FRAGMENTO:
Los ojos claros de Márquez se humedecen al recordar que diez miembros de su familia fueron asesinados, entre ellos su madre Clementina Argueta, su padre Cesario Márquez y su hermana Hilda, el esposo de esta y sus dos niños.

Sin embargo, a esta mujer de 60 años, de piel blanca y 1.70m de estatura, presidenta de la Asociación de Derechos Humanos de El Mozote, la nostalgia no la ha derrotado.

“Para mí es doloroso recordar, pero nuestros muertos nos dan la fortaleza para no dejar morir la historia de esta terrible masacre en la que ni los niños se salvaron”, declaró a la AFP.

Bajo ráfagas de viento, centenares de salvadoreños participaron en el acto central de este aniversario, coreando la consigna “El Mozote nunca más”.

TAREA A:
Traduce al inglés la siguiente oración del fragmento sobre El Mozote: "Sin embargo, a esta mujer de 60 años, de piel blanca y 1.70m de estatura, presidenta de la Asociación de Derechos Humanos de El Mozote, la nostalgia no la ha derrotado."
TAREA B:
Retoma el fragmento sobre El Mozote y sigue escribiéndolo a partir de su última oración.

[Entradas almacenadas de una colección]
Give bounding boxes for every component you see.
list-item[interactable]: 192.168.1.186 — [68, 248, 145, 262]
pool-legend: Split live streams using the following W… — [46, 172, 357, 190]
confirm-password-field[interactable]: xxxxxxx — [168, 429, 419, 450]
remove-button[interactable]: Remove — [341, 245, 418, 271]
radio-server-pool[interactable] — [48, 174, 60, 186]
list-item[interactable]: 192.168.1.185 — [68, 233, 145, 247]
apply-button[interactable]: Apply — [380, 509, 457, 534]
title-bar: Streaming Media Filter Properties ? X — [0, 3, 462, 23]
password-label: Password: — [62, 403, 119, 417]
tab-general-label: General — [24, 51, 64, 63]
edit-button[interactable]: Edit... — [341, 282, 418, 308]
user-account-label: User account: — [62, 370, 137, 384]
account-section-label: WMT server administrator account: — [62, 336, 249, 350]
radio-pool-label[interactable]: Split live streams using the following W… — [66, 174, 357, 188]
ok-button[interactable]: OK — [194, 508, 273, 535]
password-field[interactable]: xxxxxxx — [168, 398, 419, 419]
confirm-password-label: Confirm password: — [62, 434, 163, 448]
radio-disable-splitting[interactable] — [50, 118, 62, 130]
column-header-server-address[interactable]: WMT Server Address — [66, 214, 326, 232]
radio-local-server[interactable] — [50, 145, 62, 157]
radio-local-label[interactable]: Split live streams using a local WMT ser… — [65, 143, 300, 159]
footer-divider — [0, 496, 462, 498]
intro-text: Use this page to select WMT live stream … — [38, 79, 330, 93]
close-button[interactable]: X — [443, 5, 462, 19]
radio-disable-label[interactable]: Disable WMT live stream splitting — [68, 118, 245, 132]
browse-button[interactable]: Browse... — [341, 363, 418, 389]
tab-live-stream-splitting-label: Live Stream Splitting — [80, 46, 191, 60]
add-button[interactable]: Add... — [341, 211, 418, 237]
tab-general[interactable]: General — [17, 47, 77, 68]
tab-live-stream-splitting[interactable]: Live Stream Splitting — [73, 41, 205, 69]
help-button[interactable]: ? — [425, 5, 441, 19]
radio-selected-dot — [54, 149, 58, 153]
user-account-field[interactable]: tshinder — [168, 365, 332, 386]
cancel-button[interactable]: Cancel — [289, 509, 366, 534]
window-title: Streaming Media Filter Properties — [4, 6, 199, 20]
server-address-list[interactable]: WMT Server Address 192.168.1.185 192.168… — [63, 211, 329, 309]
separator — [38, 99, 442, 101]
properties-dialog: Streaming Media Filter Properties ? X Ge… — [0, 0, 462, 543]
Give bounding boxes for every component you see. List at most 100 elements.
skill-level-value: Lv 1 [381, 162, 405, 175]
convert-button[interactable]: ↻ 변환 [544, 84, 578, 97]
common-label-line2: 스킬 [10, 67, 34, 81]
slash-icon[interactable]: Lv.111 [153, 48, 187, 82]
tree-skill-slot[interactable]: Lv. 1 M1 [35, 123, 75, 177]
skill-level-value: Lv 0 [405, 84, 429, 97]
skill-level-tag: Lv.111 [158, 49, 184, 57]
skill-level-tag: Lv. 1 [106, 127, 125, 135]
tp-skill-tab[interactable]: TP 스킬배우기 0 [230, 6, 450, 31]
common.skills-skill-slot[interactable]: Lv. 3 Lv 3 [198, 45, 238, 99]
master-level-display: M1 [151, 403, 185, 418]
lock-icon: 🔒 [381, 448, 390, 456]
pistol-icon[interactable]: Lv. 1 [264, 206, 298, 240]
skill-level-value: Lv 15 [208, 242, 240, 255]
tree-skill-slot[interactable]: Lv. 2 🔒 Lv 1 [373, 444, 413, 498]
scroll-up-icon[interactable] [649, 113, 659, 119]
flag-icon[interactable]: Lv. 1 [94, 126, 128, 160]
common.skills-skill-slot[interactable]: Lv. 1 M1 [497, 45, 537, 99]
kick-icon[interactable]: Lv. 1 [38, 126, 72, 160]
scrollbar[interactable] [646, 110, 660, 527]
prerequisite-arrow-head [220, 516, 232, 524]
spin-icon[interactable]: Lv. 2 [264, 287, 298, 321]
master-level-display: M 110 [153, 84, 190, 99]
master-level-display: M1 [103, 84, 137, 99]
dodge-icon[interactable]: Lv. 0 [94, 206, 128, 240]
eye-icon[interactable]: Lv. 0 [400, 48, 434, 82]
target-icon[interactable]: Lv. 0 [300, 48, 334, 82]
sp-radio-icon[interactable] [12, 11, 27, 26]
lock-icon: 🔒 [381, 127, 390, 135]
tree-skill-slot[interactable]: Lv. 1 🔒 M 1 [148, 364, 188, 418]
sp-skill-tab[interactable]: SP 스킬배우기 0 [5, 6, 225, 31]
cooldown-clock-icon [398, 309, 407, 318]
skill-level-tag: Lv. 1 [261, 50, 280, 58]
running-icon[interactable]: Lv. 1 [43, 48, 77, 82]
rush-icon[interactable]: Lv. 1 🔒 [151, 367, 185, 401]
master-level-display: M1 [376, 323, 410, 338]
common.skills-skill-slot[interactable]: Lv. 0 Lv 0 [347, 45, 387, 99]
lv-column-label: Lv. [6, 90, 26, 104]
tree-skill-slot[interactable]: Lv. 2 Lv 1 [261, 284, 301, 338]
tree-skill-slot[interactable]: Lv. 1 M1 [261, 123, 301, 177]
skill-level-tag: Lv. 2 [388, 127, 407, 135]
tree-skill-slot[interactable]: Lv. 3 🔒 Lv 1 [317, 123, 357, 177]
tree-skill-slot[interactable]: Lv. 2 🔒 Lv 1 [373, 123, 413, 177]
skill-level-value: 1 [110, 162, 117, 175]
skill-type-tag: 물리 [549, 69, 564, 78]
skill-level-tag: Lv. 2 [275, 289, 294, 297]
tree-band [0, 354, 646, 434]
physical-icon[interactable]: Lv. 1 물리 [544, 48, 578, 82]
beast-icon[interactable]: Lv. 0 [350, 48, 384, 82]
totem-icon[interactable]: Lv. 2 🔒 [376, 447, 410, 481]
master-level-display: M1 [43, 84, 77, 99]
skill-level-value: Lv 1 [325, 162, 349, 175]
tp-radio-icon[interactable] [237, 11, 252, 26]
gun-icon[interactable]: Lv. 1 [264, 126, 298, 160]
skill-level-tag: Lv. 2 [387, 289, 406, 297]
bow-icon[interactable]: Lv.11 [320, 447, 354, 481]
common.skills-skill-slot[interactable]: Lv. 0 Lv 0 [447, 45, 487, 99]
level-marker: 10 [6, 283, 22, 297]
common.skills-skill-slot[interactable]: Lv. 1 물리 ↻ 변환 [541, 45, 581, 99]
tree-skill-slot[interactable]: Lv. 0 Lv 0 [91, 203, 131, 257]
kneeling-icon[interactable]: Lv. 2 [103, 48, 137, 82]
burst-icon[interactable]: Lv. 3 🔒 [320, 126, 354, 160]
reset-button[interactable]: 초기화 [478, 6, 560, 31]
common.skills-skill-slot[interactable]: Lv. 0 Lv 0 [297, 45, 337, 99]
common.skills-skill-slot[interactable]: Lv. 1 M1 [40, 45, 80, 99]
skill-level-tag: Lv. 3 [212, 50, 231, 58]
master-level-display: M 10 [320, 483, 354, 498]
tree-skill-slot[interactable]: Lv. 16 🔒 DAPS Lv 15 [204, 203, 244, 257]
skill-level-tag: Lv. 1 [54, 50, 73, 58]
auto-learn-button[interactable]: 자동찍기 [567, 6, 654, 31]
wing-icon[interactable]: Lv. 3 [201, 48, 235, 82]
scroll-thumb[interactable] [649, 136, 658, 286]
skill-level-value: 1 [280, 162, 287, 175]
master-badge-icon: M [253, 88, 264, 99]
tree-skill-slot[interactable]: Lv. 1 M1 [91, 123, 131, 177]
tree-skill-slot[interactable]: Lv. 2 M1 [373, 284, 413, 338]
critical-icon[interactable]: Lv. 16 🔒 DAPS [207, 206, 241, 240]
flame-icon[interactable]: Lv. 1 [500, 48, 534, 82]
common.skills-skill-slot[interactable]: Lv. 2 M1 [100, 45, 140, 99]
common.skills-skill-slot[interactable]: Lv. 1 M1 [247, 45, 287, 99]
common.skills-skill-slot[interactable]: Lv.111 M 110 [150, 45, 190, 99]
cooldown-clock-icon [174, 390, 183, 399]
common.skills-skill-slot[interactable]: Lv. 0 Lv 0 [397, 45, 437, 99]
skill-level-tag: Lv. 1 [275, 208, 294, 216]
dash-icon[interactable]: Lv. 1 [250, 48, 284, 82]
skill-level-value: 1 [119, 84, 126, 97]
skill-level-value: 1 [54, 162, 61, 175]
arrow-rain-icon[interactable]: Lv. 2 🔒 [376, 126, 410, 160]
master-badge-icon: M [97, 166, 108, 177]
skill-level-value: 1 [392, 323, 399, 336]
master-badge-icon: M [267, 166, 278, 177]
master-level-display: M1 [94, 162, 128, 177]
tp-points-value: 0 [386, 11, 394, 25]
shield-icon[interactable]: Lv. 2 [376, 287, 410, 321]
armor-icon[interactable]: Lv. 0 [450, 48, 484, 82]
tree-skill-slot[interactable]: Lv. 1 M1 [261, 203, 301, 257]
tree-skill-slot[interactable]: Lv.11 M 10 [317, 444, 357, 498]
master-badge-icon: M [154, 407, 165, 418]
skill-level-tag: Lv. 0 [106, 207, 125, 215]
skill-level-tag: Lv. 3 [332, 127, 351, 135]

RESPUESTA A:
However, this 60-year-old woman, fair-skinned and 1.70 m tall, president of the El Mozote Human Rights Association, has not been defeated by nostalgia.

RESPUESTA B:
“Bienvenidos a este lugar de mucha tristeza”, exclamó Márquez al inicio de la ceremonia, en esta pequeña comunidad ubicada a unos 200 km al noreste de San Salvador. “Esta desgracia que ocurrió aquí no se la deseamos a nadie”.

El vicepresidente Óscar Ortiz, que presidió el acto, señaló que las “terribles masacres” representaron “uno de los momentos más oscuros” del conflicto armado que vivió el país. Dos de sus hermanos desaparecieron a manos de los cuerpos de seguridad, recordó.